# Request
Pick out each line of the records that includes the string "Count", and copy it.

--- Start ---

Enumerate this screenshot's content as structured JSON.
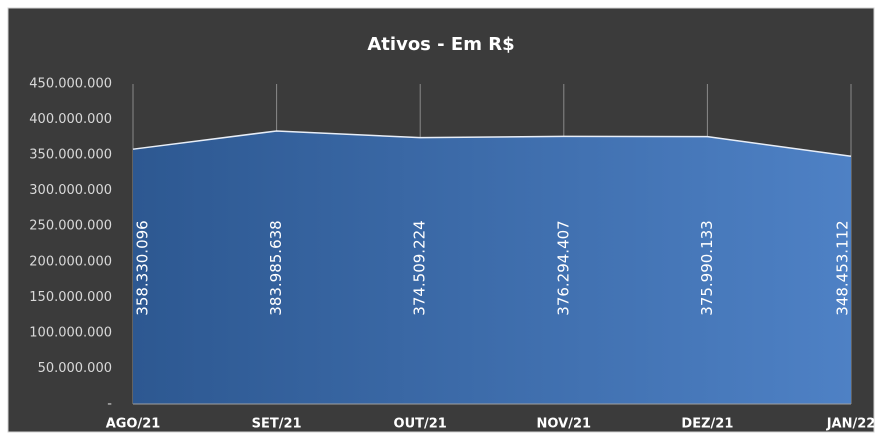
{
  "chart_data": {
    "type": "area",
    "title": "Ativos - Em R$",
    "categories": [
      "AGO/21",
      "SET/21",
      "OUT/21",
      "NOV/21",
      "DEZ/21",
      "JAN/22"
    ],
    "values": [
      358330096,
      383985638,
      374509224,
      376294407,
      375990133,
      348453112
    ],
    "value_labels": [
      "358.330.096",
      "383.985.638",
      "374.509.224",
      "376.294.407",
      "375.990.133",
      "348.453.112"
    ],
    "colors": [
      "#2d5891",
      "#4e81c5"
    ],
    "ylim": [
      0,
      450000000
    ],
    "yticks": [
      {
        "value": 0,
        "label": "-"
      },
      {
        "value": 50000000,
        "label": "50.000.000"
      },
      {
        "value": 100000000,
        "label": "100.000.000"
      },
      {
        "value": 150000000,
        "label": "150.000.000"
      },
      {
        "value": 200000000,
        "label": "200.000.000"
      },
      {
        "value": 250000000,
        "label": "250.000.000"
      },
      {
        "value": 300000000,
        "label": "300.000.000"
      },
      {
        "value": 350000000,
        "label": "350.000.000"
      },
      {
        "value": 400000000,
        "label": "400.000.000"
      },
      {
        "value": 450000000,
        "label": "450.000.000"
      }
    ],
    "grid": "x"
  }
}
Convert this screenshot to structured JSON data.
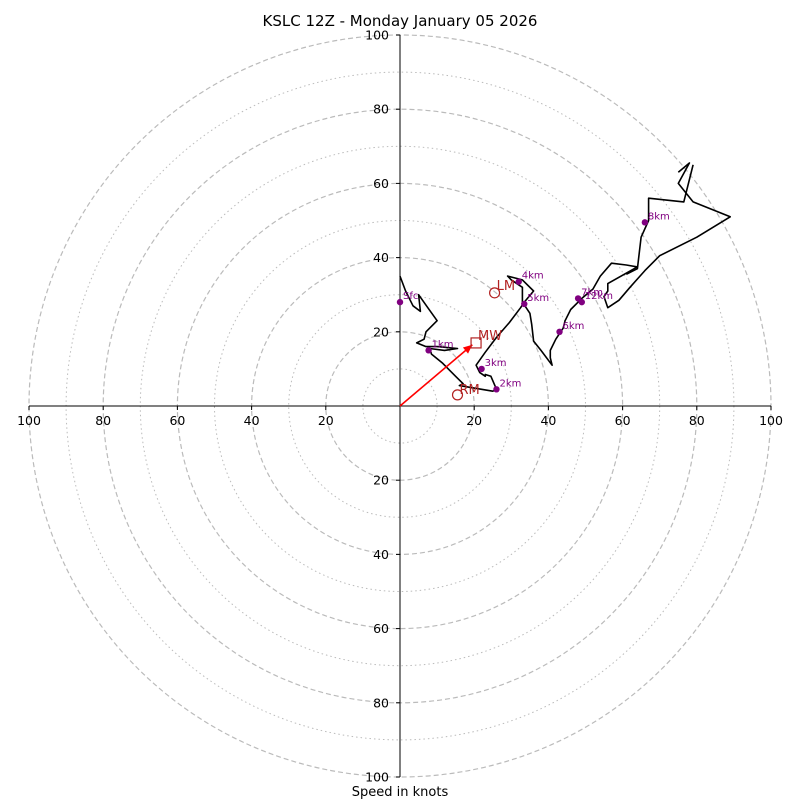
{
  "chart_data": {
    "type": "hodograph",
    "title": "KSLC 12Z - Monday January 05 2026",
    "xlabel": "Speed in knots",
    "axis_range": [
      -100,
      100
    ],
    "ring_major": [
      20,
      40,
      60,
      80,
      100
    ],
    "ring_minor": [
      10,
      30,
      50,
      70,
      90
    ],
    "ticks": {
      "left": [
        "100",
        "80",
        "60",
        "40",
        "20"
      ],
      "right": [
        "20",
        "40",
        "60",
        "80",
        "100"
      ],
      "top": [
        "20",
        "40",
        "60",
        "80",
        "100"
      ],
      "bottom": [
        "20",
        "40",
        "60",
        "80",
        "100"
      ]
    },
    "tick_values": [
      20,
      40,
      60,
      80,
      100
    ],
    "hodograph_line": [
      [
        0,
        35
      ],
      [
        1.5,
        31
      ],
      [
        3.5,
        27
      ],
      [
        5.5,
        25.5
      ],
      [
        5,
        30
      ],
      [
        7.5,
        26.5
      ],
      [
        10,
        23
      ],
      [
        7,
        20
      ],
      [
        6.5,
        18
      ],
      [
        4.5,
        17
      ],
      [
        7,
        16
      ],
      [
        10,
        16
      ],
      [
        15.5,
        15.5
      ],
      [
        12,
        15
      ],
      [
        8,
        15.5
      ],
      [
        8.5,
        14
      ],
      [
        11.5,
        11.5
      ],
      [
        15,
        8
      ],
      [
        17,
        6
      ],
      [
        16,
        5.5
      ],
      [
        19,
        5
      ],
      [
        22,
        4.5
      ],
      [
        25,
        4
      ],
      [
        26,
        4.5
      ],
      [
        24.5,
        8
      ],
      [
        23,
        8.5
      ],
      [
        23,
        8
      ],
      [
        21.5,
        9
      ],
      [
        20.5,
        11
      ],
      [
        23,
        14.5
      ],
      [
        26,
        18.5
      ],
      [
        29.5,
        22.5
      ],
      [
        32.5,
        26.5
      ],
      [
        33.5,
        28
      ],
      [
        36,
        31
      ],
      [
        33,
        34
      ],
      [
        29,
        35
      ],
      [
        30,
        34
      ],
      [
        33,
        32
      ],
      [
        33,
        28
      ],
      [
        35,
        25
      ],
      [
        35.5,
        22
      ],
      [
        36,
        17.5
      ],
      [
        38,
        15
      ],
      [
        41,
        11
      ],
      [
        40.5,
        13
      ],
      [
        40.5,
        15
      ],
      [
        42,
        18
      ],
      [
        44,
        21
      ],
      [
        44.5,
        23
      ],
      [
        46,
        26
      ],
      [
        49,
        29
      ],
      [
        52,
        31.5
      ],
      [
        54,
        35
      ],
      [
        57,
        38.5
      ],
      [
        61,
        38
      ],
      [
        64,
        37.5
      ],
      [
        56,
        33
      ],
      [
        56,
        31
      ],
      [
        55,
        29.5
      ],
      [
        56,
        26.5
      ],
      [
        59,
        28.5
      ],
      [
        62,
        32
      ],
      [
        66,
        36.5
      ],
      [
        70,
        40.5
      ],
      [
        80,
        45.5
      ],
      [
        89,
        51
      ],
      [
        79,
        55
      ],
      [
        75,
        60
      ],
      [
        78,
        65.5
      ],
      [
        75,
        63
      ]
    ],
    "hodograph_line2": [
      [
        61,
        35.5
      ],
      [
        64,
        37
      ],
      [
        65,
        45.5
      ],
      [
        67,
        50
      ],
      [
        67,
        56
      ],
      [
        76.5,
        55
      ],
      [
        79,
        65
      ]
    ],
    "heights": [
      {
        "label": "Sfc",
        "u": 0,
        "v": 28
      },
      {
        "label": "1km",
        "u": 7.7,
        "v": 15
      },
      {
        "label": "2km",
        "u": 26,
        "v": 4.5
      },
      {
        "label": "3km",
        "u": 22,
        "v": 10
      },
      {
        "label": "4km",
        "u": 32,
        "v": 33.5
      },
      {
        "label": "5km",
        "u": 33.5,
        "v": 27.5
      },
      {
        "label": "6km",
        "u": 43,
        "v": 20
      },
      {
        "label": "7km",
        "u": 48,
        "v": 29
      },
      {
        "label": "12km",
        "u": 49,
        "v": 28
      },
      {
        "label": "8km",
        "u": 66,
        "v": 49.5
      }
    ],
    "markers": {
      "rm": {
        "label": "RM",
        "u": 15.5,
        "v": 3
      },
      "lm": {
        "label": "LM",
        "u": 25.5,
        "v": 30.5
      },
      "mw": {
        "label": "MW",
        "u": 20.5,
        "v": 17
      }
    },
    "shear_vector": {
      "from": [
        0,
        0
      ],
      "to": [
        19.5,
        16.5
      ]
    },
    "colors": {
      "line": "#000000",
      "height_marker": "#800080",
      "storm_motion": "#b22222",
      "vector": "#ff0000",
      "ring": "#bbbbbb"
    }
  }
}
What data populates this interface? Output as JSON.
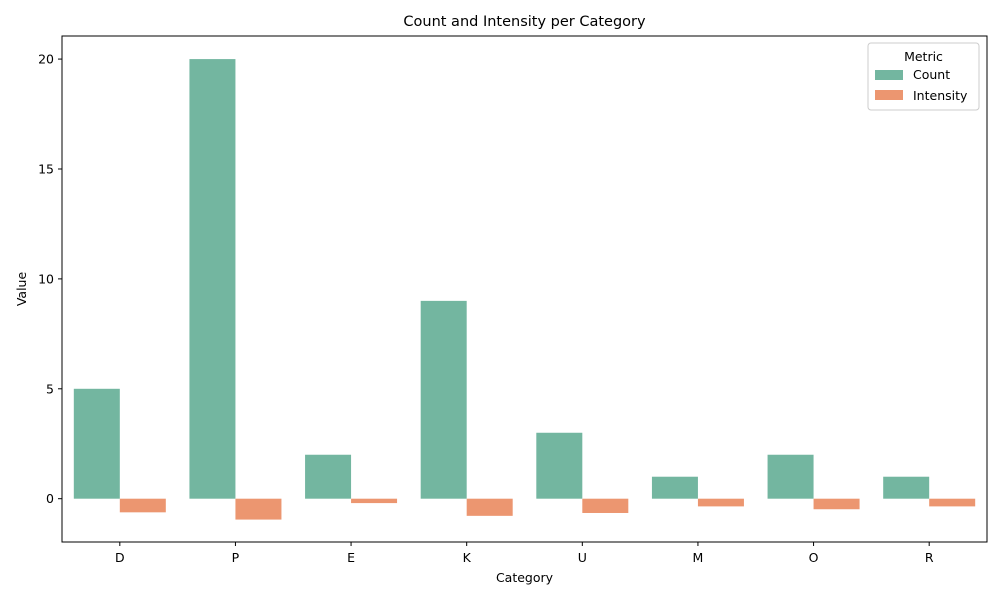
{
  "chart_data": {
    "type": "bar",
    "title": "Count and Intensity per Category",
    "xlabel": "Category",
    "ylabel": "Value",
    "categories": [
      "D",
      "P",
      "E",
      "K",
      "U",
      "M",
      "O",
      "R"
    ],
    "series": [
      {
        "name": "Count",
        "values": [
          5,
          20,
          2,
          9,
          3,
          1,
          2,
          1
        ],
        "color": "#73b6a0"
      },
      {
        "name": "Intensity",
        "values": [
          -0.62,
          -0.95,
          -0.2,
          -0.78,
          -0.65,
          -0.35,
          -0.48,
          -0.35
        ],
        "color": "#ec9670"
      }
    ],
    "ylim": [
      -1.97,
      21.05
    ],
    "yticks": [
      0,
      5,
      10,
      15,
      20
    ],
    "grid": false,
    "legend": {
      "title": "Metric",
      "placement": "top-right"
    }
  }
}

--- End ---

# Result
    "title": "Count and Intensity per Category",
        "name": "Count",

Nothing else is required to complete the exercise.